_Selected text_
I wouldn't use the bloodworms at all. Not sure about the brine shrimp..I don't feed them but my first thought is that it would be fine occasionally but not every day, as a staple food. Your cichlid pellets are a good every day food,..assuming it is a good brand and proper size for your fish (NLS is a good brand that I use.) Spirulina flakes are a good choice to add along with the pellets each feeding. That is my feeding schedule in all of my Malawi tanks,..mix of NLS pellets and Cobalt spirulina flakes once a day (sometimes two smaller feedings)..and all are healthy and happy! I'm sure there are many other good brands,..these are just what I have settled on.


----------



## jasonburtonbabcock (May 24, 2016)

Ok, awesome. Seem like you hear different stories about blood worms, some good some bad. I will go to the store today and Spirulina flakes and some pellets that sink to the bottom. Seem the pellets that stay at the top of the tank the fish dont always see. Thanks for the info.


----------



## BuckeyeTez (May 10, 2016)

I feed mine NLS, Dainichi Color Supreme / Krill pellets and a piece of raw shrimp on Sunday's. They go absolutely nuts for the shrimp to the point that I blend it up while frozen so they don't fight over a chunk size.


----------



## LeeAberdeen (Sep 4, 2014)

I give my all-male African tank bloodworm every day, but only because I have clown loaches in with them and they love it. They tend to wait around for it, staring at me and ignoring other food, and I haven't got the heart to deny them their daily treat. I know, it's pathetic.

I'd heard bad things about bloodworm too, and thought that was what had caused bloat, but then it happened in my other tank, and they don't get bloodworm. I think the fears are overstated, and saying not to use it at all is overkill when you're using pellets, which have equally been blamed for causing bloat in mainly algae feeders. Moderation is probably the key.


----------



## DJRansome (Oct 29, 2005)

I would not feed bloodworms, especially to mbuna. If you want a treat for them, give them mysis once/week.

Any place you hear pellets blamed for causing bloat...stomp out the rumour!!.


----------



## dledinger (Mar 20, 2013)

I feed NLS to every fish in the house except fry. Egg layers start on First Bites and mouth brooders start on Omega One flakes. Mbuna get broccoli or noori occasionally, but that's mostly for my entertainment.


----------

_What you are asked to do_
Update the passage of the fish-feeding thread that begins at "I feed mine" and stops after "probably the key.", replacing "clown loaches" with "catfish".

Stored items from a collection
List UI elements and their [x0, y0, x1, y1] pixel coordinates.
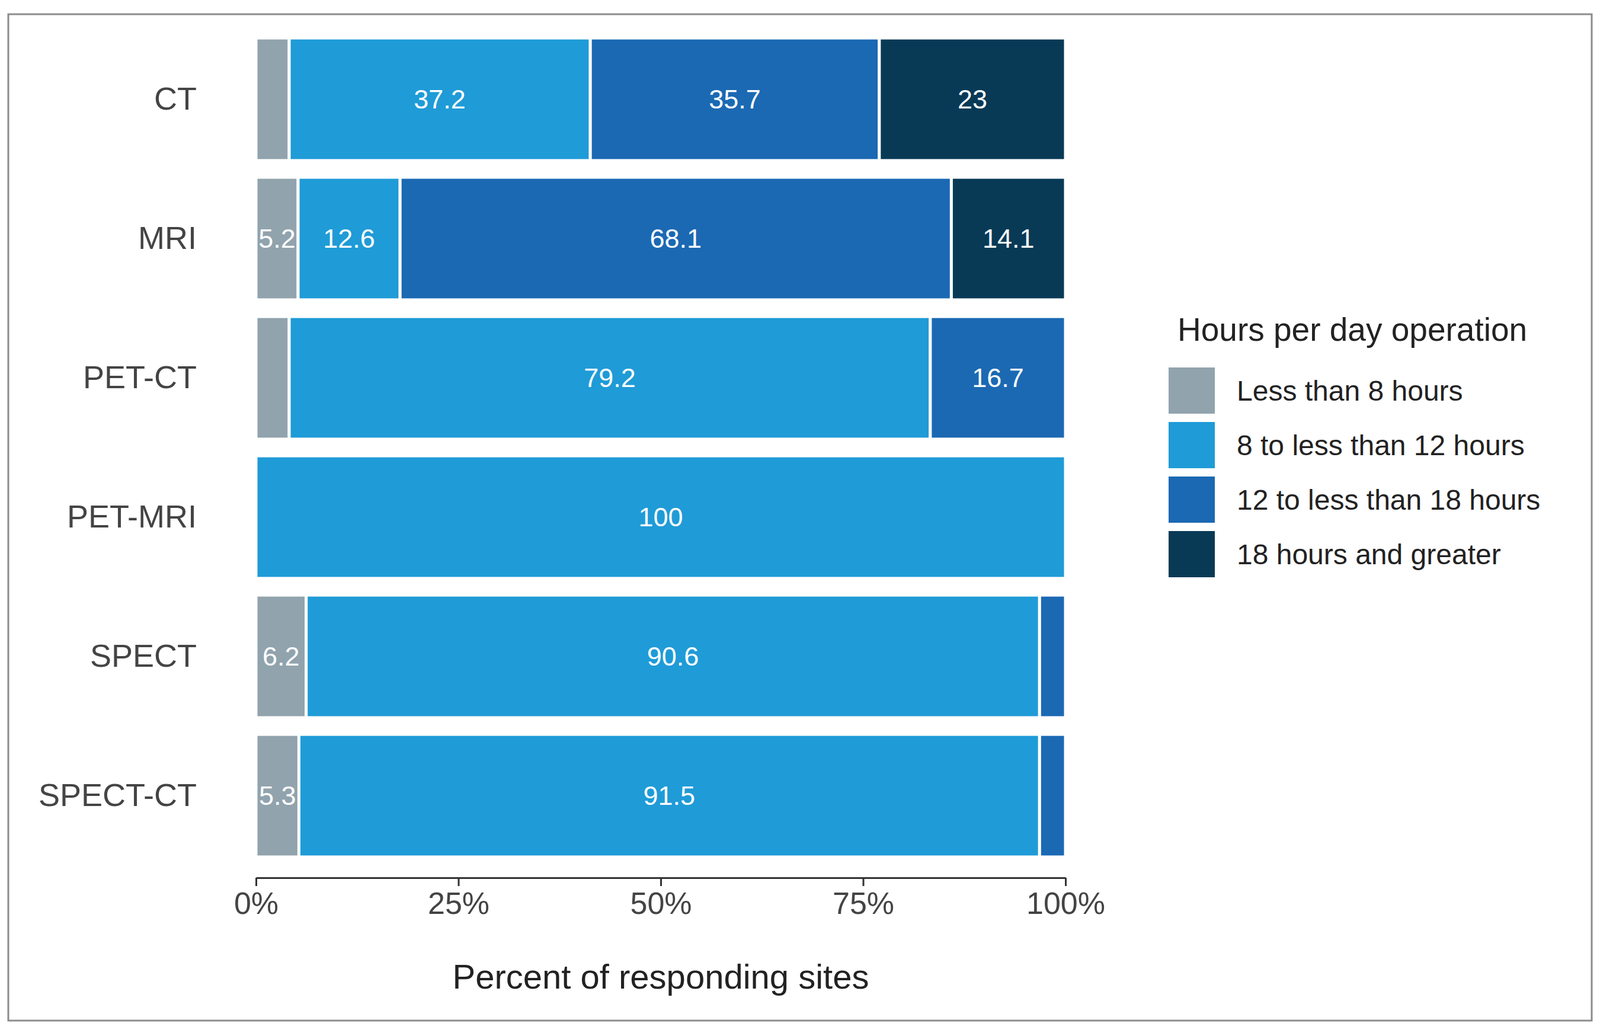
data-label: 12.6 [322, 223, 376, 254]
chart: 37.2 35.7 23 5.2 12.6 68.1 14.1 79.2 16.7 100 6.2 9… [0, 0, 1600, 1036]
bar-segment [879, 37, 1066, 161]
y-tick: CT [154, 80, 197, 117]
bar-segment [930, 316, 1066, 440]
bar-segment [256, 316, 290, 440]
x-tick-mark [862, 877, 865, 886]
y-tick: PET-MRI [66, 498, 197, 534]
bar-segment [1064, 316, 1067, 440]
x-axis-title: Percent of responding sites [452, 957, 870, 996]
y-tick-label: MRI [138, 219, 197, 256]
y-tick: SPECT [90, 637, 197, 674]
data-label: 90.6 [647, 641, 700, 672]
y-tick: MRI [138, 219, 197, 256]
x-tick: 50% [629, 877, 692, 921]
data-label: 16.7 [971, 362, 1024, 393]
bar-segment [306, 594, 1040, 718]
bar-segment [256, 455, 1066, 579]
bar-segment [298, 734, 1040, 857]
data-label: 68.1 [649, 223, 702, 254]
bar-segment [400, 177, 952, 300]
legend-swatch [1168, 367, 1215, 414]
legend-label: Less than 8 hours [1236, 375, 1464, 407]
x-tick-label: 100% [1026, 885, 1106, 921]
data-label: 91.5 [643, 780, 696, 811]
bar-segment [256, 177, 299, 300]
bar-segment [1039, 734, 1066, 857]
frame [8, 14, 1592, 1021]
legend-title: Hours per day operation [1177, 311, 1528, 348]
y-tick-label: PET-MRI [66, 498, 197, 534]
bar-segment [298, 177, 400, 300]
bar-segment [1039, 594, 1066, 718]
data-label: 6.2 [262, 641, 300, 672]
bar-segment [289, 37, 591, 161]
x-tick: 25% [427, 877, 490, 921]
bar-segment [590, 37, 880, 161]
legend: Hours per day operation Less than 8 hours… [1168, 311, 1541, 578]
bar-segment [1064, 734, 1067, 857]
bar-segment [256, 734, 299, 857]
legend-label: 12 to less than 18 hours [1236, 484, 1541, 516]
x-tick-mark [660, 877, 662, 886]
x-tick-label: 25% [427, 885, 490, 921]
bars [256, 37, 1066, 857]
data-label: 35.7 [708, 84, 761, 115]
bar-segment [256, 37, 290, 161]
data-label: 37.2 [413, 84, 466, 115]
legend-label: 8 to less than 12 hours [1236, 429, 1525, 462]
y-tick-label: SPECT [90, 637, 197, 674]
x-tick-label: 0% [234, 885, 279, 921]
y-tick-label: SPECT-CT [38, 776, 197, 813]
legend-swatch [1168, 421, 1215, 469]
y-tick-label: PET-CT [82, 359, 197, 395]
data-labels: 37.2 35.7 23 5.2 12.6 68.1 14.1 79.2 16.7 100 6.2 9… [258, 84, 1035, 811]
x-tick: 0% [234, 877, 279, 921]
bar-segment [256, 594, 307, 718]
data-label: 23 [957, 84, 988, 115]
y-tick-label: CT [154, 80, 197, 117]
data-label: 14.1 [982, 223, 1035, 254]
x-tick: 100% [1026, 877, 1106, 921]
bar-segment [951, 177, 1066, 300]
data-label: 5.2 [258, 223, 296, 254]
legend-label: 18 hours and greater [1236, 538, 1502, 571]
x-tick-mark [458, 877, 460, 886]
bar-segment [1064, 455, 1067, 579]
x-tick-label: 75% [832, 885, 895, 921]
y-axis: CT MRI PET-CT PET-MRI SPECT SPECT-CT [38, 80, 197, 813]
y-tick: PET-CT [82, 359, 197, 395]
legend-swatch [1168, 530, 1215, 578]
data-label: 79.2 [583, 362, 636, 393]
data-label: 5.3 [258, 780, 297, 811]
y-tick: SPECT-CT [38, 776, 197, 813]
bar-segment [1064, 455, 1067, 579]
bar-segment [289, 316, 931, 440]
x-tick-label: 50% [629, 885, 692, 921]
data-label: 100 [638, 501, 683, 533]
x-tick-mark [1064, 877, 1067, 886]
x-axis: 0% 25% 50% 75% 100% [234, 877, 1106, 921]
x-tick-mark [255, 877, 258, 886]
legend-swatch [1168, 476, 1215, 523]
x-tick: 75% [832, 877, 895, 921]
bar-segment [1064, 594, 1067, 718]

_Result_
I feed mine NLS, Dainichi Color Supreme / Krill pellets and a piece of raw shrimp on Sunday's. They go absolutely nuts for the shrimp to the point that I blend it up while frozen so they don't fight over a chunk size.


----------



## LeeAberdeen (Sep 4, 2014)

I give my all-male African tank bloodworm every day, but only because I have catfish in with them and they love it. They tend to wait around for it, staring at me and ignoring other food, and I haven't got the heart to deny them their daily treat. I know, it's pathetic.

I'd heard bad things about bloodworm too, and thought that was what had caused bloat, but then it happened in my other tank, and they don't get bloodworm. I think the fears are overstated, and saying not to use it at all is overkill when you're using pellets, which have equally been blamed for causing bloat in mainly algae feeders. Moderation is probably the key.